## EXERCISE MATERIALS
+++

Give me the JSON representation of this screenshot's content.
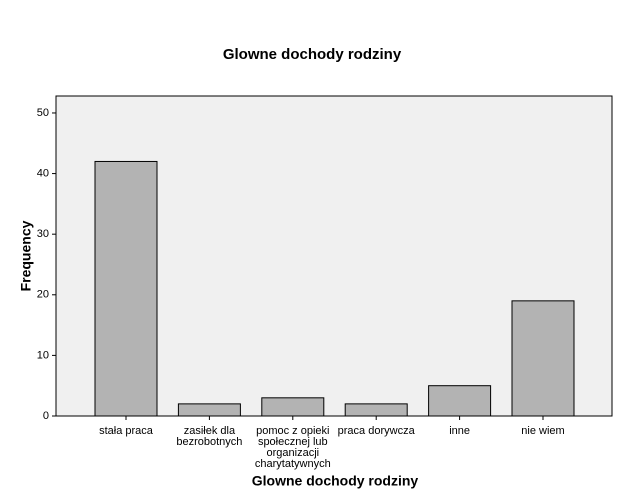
{
  "chart_data": {
    "type": "bar",
    "title": "Glowne dochody rodziny",
    "x_label": "Glowne dochody rodziny",
    "y_label": "Frequency",
    "categories": [
      "stała praca",
      "zasiłek dla bezrobotnych",
      "pomoc z opieki społecznej lub organizacji charytatywnych",
      "praca dorywcza",
      "inne",
      "nie wiem"
    ],
    "values": [
      42,
      2,
      3,
      2,
      5,
      19
    ],
    "color": "#b3b3b3",
    "ylim": [
      0,
      52.8
    ],
    "yticks": [
      0,
      10,
      20,
      30,
      40,
      50
    ]
  }
}
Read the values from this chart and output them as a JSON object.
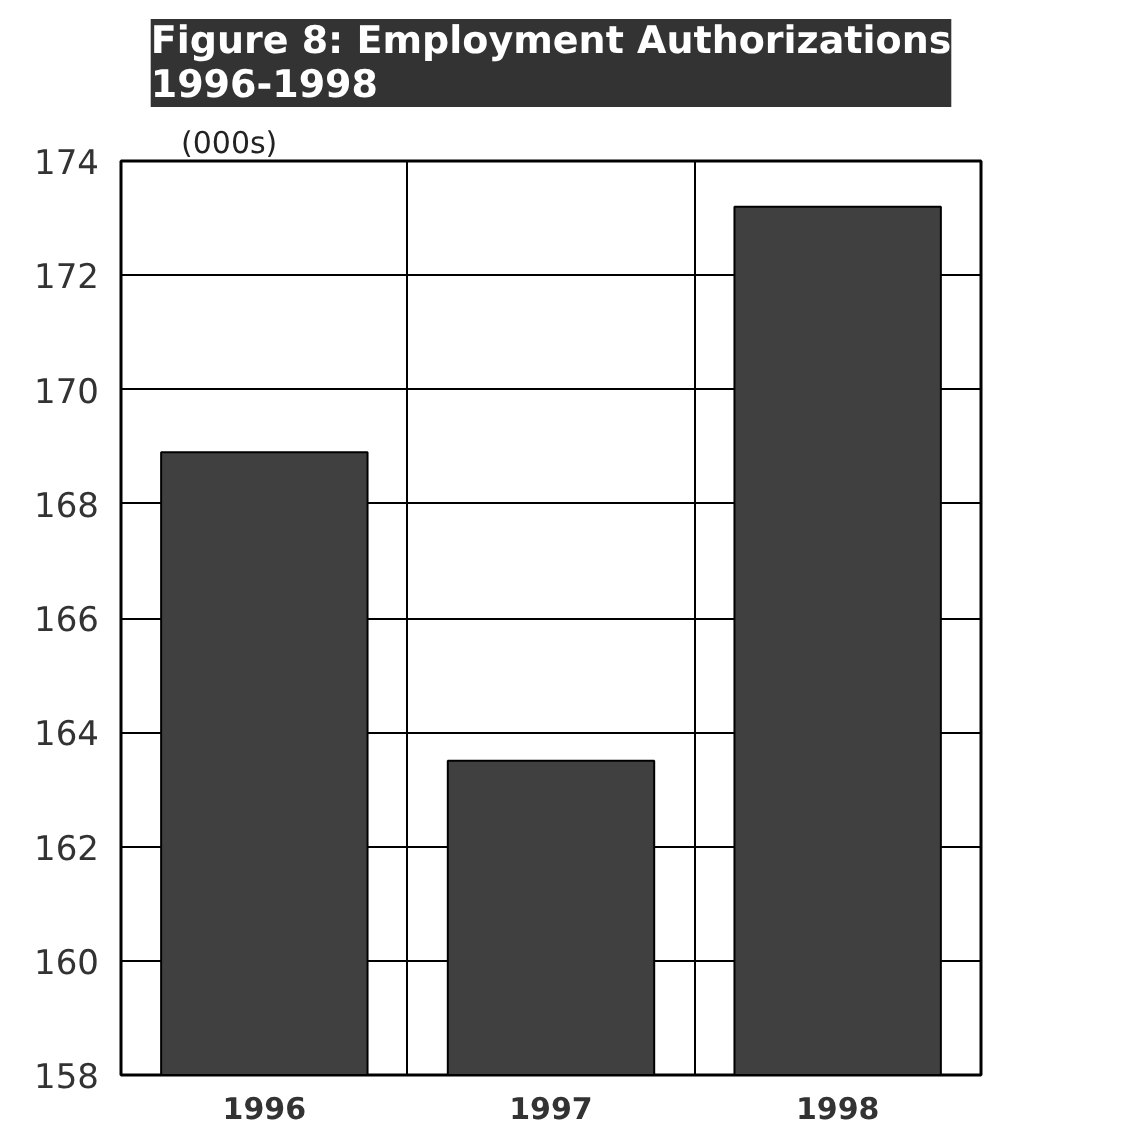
{
  "chart_data": {
    "type": "bar",
    "title": "Figure 8: Employment Authorizations\n1996-1998",
    "ylabel": "(000s)",
    "categories": [
      "1996",
      "1997",
      "1998"
    ],
    "values": [
      168.9,
      163.5,
      173.2
    ],
    "color": "#404040",
    "ylim": [
      158,
      174
    ],
    "yticks": [
      158,
      160,
      162,
      164,
      166,
      168,
      170,
      172,
      174
    ],
    "grid": true
  }
}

+++

## REQUIRED TASK
In the records above, find each line with the word "this" and copy it.

## FINAL RESULT
Give me the JSON representation of this screenshot's content.
Read the values from this chart and output them as a JSON object.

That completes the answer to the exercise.